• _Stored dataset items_
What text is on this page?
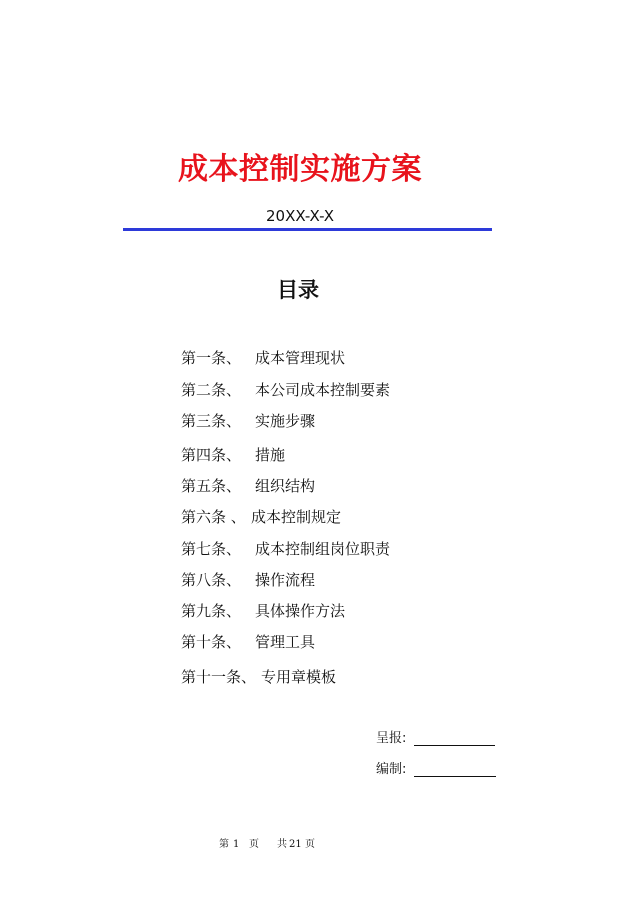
成本控制实施方案
20XX-X-X
目录
第一条、 成本管理现状
第二条、 本公司成本控制要素
第三条、 实施步骤
第四条、 措施
第五条、 组织结构
第六条 、 成本控制规定
第七条、 成本控制组岗位职责
第八条、 操作流程
第九条、 具体操作方法
第十条、 管理工具
第十一条、 专用章模板
呈报:
编制:
第 1 页 共 21 页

• _TASK DESCRIPTION_
Without including the pictures, return each record above exactly as it stands.

• _WRITTEN REPLY_
What text is on this page?
成本控制实施方案
20XX-X-X
目录
第一条、 成本管理现状
第二条、 本公司成本控制要素
第三条、 实施步骤
第四条、 措施
第五条、 组织结构
第六条 、 成本控制规定
第七条、 成本控制组岗位职责
第八条、 操作流程
第九条、 具体操作方法
第十条、 管理工具
第十一条、 专用章模板
呈报:
编制:
第 1 页 共 21 页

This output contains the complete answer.